> **TASK STATEMENT**: Find the number of lines below in which the word "JSON" appears, and write that number only.
* Start DATA ENTRIES *
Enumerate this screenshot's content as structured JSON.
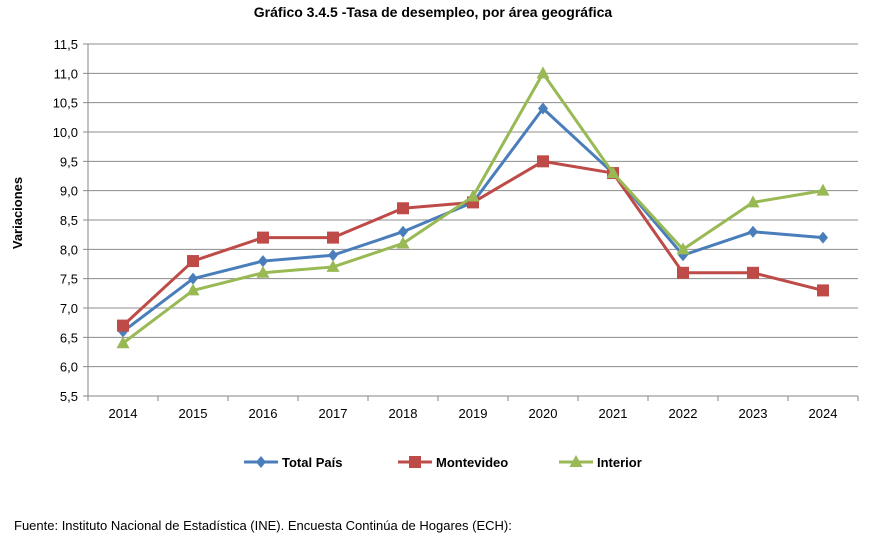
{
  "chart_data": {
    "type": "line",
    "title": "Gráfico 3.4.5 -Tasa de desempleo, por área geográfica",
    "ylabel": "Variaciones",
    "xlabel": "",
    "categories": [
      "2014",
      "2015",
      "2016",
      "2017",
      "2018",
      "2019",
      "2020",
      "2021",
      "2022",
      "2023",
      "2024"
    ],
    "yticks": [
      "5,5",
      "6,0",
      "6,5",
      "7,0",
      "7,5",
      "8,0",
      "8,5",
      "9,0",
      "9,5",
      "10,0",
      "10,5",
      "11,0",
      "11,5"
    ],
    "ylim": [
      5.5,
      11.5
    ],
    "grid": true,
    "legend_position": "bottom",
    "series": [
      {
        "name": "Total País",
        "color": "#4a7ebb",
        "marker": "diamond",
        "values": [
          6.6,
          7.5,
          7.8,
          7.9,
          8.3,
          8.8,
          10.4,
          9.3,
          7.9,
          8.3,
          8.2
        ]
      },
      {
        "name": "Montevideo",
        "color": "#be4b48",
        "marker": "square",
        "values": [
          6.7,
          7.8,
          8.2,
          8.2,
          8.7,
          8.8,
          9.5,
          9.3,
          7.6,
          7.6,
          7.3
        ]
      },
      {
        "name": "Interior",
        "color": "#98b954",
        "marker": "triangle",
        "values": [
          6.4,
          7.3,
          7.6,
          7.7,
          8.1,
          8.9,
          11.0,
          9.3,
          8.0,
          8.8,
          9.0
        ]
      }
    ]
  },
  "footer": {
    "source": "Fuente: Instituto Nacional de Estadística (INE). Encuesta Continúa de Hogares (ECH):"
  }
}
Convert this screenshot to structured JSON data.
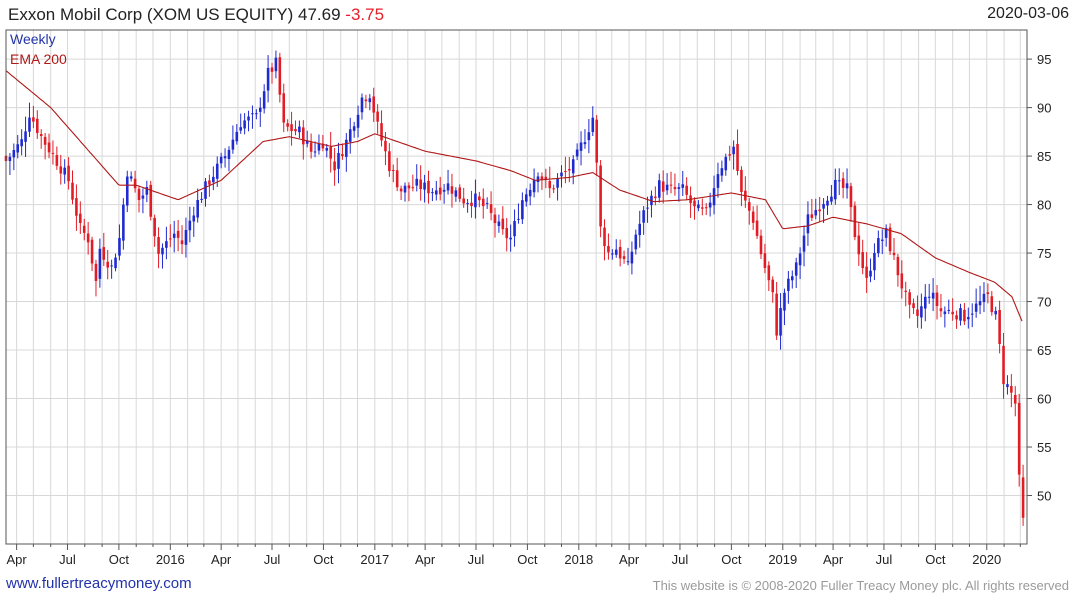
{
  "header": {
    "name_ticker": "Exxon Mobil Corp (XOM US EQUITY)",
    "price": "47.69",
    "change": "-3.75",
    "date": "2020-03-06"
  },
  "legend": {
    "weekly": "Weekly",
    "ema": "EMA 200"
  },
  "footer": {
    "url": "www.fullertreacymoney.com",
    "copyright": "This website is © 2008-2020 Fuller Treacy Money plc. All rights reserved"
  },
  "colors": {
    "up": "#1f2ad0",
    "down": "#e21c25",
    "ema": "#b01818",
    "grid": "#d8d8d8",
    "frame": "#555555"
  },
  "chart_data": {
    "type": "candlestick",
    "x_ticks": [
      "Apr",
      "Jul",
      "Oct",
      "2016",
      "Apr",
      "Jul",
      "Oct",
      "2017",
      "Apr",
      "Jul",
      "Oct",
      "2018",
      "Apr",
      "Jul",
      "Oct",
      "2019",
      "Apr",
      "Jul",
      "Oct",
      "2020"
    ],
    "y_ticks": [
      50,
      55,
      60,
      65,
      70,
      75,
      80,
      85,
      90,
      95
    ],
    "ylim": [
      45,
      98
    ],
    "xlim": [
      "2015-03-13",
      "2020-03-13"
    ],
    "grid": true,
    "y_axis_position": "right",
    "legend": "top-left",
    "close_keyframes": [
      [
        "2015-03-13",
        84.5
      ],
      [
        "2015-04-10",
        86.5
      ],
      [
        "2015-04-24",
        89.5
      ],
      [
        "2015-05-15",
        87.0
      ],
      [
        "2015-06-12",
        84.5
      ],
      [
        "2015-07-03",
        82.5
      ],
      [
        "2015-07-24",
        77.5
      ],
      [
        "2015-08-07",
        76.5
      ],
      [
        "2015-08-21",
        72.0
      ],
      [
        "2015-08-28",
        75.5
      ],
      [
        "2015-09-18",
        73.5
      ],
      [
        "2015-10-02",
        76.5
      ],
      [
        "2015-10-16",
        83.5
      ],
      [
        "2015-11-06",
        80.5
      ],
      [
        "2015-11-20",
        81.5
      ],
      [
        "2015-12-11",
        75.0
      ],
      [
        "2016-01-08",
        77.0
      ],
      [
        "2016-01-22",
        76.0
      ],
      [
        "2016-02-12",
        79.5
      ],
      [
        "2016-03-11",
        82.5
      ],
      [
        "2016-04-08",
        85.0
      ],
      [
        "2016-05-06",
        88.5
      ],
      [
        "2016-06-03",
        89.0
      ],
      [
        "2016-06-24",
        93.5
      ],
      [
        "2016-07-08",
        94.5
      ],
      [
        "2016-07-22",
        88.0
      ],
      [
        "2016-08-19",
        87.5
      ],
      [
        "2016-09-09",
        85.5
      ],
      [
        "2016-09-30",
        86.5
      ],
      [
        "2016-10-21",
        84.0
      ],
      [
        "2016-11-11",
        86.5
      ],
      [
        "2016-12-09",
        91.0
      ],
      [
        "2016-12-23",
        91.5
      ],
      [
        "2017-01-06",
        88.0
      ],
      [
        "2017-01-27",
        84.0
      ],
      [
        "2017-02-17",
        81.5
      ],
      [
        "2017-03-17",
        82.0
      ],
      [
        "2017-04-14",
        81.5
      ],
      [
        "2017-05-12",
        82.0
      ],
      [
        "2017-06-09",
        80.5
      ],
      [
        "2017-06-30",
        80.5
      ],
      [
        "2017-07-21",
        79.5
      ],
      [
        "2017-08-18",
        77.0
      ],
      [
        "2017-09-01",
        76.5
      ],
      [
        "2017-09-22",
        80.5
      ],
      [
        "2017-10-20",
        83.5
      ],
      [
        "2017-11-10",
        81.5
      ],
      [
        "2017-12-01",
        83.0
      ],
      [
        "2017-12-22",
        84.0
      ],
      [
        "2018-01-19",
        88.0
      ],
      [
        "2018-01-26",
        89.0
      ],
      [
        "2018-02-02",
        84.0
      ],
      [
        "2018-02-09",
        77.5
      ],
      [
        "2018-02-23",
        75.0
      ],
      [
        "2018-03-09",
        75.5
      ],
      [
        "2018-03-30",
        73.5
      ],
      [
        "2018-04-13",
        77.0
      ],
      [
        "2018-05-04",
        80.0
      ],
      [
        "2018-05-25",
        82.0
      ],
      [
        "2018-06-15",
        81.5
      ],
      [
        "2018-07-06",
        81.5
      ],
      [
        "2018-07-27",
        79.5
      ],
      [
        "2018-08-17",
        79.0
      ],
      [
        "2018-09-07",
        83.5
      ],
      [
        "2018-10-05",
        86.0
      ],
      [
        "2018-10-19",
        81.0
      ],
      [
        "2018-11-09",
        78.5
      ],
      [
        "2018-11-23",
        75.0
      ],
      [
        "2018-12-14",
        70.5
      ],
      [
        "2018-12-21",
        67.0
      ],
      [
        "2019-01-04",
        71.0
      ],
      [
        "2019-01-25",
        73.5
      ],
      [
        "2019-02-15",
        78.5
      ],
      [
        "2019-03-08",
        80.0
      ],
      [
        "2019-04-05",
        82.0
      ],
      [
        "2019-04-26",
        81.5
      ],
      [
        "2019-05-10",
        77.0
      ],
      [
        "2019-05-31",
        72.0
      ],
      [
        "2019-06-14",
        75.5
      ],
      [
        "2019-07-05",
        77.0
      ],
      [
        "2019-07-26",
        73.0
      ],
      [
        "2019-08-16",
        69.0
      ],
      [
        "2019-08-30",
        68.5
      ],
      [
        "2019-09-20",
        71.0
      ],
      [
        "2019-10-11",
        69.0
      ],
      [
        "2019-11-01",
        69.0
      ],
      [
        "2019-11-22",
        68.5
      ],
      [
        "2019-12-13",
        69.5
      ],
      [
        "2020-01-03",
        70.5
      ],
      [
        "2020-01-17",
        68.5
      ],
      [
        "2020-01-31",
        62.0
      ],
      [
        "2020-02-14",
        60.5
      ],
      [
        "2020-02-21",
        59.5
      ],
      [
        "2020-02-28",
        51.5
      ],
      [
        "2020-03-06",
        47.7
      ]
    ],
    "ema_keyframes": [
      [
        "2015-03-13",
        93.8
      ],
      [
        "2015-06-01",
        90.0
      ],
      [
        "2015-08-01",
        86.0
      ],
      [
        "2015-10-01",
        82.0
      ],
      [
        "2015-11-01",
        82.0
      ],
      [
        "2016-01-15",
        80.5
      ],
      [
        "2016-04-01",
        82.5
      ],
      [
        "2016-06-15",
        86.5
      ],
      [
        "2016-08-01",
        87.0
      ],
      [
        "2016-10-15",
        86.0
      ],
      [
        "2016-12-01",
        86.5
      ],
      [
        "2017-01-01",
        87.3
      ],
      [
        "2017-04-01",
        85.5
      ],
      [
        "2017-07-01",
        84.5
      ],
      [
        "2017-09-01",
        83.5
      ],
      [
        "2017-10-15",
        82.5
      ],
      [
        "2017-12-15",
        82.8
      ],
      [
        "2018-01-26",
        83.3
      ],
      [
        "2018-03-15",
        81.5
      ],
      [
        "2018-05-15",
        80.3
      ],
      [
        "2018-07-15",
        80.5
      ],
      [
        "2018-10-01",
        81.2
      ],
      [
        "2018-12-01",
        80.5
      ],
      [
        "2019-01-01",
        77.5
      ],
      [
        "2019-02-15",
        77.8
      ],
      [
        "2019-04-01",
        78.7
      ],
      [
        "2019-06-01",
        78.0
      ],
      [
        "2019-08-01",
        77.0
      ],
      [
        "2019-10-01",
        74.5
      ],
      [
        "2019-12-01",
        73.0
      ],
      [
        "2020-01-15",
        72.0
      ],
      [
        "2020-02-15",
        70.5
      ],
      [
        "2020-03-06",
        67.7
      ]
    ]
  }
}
* End DATA ENTRIES *
* Start DATA ENTRIES *
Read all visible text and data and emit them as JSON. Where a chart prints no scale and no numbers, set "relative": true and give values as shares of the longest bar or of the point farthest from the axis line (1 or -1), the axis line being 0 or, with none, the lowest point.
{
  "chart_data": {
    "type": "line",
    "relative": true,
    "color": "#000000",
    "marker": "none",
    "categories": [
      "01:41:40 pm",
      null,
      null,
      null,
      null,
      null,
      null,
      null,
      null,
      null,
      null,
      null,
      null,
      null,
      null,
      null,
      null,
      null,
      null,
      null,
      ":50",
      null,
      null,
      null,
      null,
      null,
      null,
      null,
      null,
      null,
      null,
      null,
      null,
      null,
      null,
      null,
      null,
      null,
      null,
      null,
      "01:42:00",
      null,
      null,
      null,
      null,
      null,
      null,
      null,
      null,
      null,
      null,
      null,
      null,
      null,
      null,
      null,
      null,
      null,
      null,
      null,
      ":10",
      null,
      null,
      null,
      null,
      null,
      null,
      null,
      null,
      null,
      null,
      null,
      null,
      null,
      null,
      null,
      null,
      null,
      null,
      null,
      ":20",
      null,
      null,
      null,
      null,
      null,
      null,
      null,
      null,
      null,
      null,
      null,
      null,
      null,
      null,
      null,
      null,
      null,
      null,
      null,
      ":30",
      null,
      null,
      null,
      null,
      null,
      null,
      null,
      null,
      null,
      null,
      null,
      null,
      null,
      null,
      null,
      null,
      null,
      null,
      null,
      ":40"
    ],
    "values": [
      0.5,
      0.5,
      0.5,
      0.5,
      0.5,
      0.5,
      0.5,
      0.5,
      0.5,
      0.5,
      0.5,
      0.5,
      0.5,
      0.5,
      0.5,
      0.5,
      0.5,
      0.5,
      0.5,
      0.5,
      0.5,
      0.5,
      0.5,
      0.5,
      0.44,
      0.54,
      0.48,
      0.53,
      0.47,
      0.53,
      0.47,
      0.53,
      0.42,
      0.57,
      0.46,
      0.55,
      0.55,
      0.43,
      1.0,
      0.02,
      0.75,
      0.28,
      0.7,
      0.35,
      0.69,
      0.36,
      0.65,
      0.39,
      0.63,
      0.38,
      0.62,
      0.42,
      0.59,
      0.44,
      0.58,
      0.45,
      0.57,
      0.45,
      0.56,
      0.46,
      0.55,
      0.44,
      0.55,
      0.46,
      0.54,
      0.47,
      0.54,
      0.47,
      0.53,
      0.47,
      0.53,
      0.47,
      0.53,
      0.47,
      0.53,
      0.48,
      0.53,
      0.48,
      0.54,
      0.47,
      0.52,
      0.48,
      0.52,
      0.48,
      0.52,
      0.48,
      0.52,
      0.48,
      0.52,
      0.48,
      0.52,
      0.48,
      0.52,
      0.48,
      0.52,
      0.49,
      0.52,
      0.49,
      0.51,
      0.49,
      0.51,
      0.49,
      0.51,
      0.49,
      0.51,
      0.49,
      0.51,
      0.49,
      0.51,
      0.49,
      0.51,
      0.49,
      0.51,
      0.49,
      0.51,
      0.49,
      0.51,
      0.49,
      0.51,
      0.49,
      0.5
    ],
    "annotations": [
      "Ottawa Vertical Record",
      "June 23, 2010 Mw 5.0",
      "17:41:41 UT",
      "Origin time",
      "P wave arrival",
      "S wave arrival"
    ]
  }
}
* End DATA ENTRIES *
> **EXERCISE RESPONSE**: 3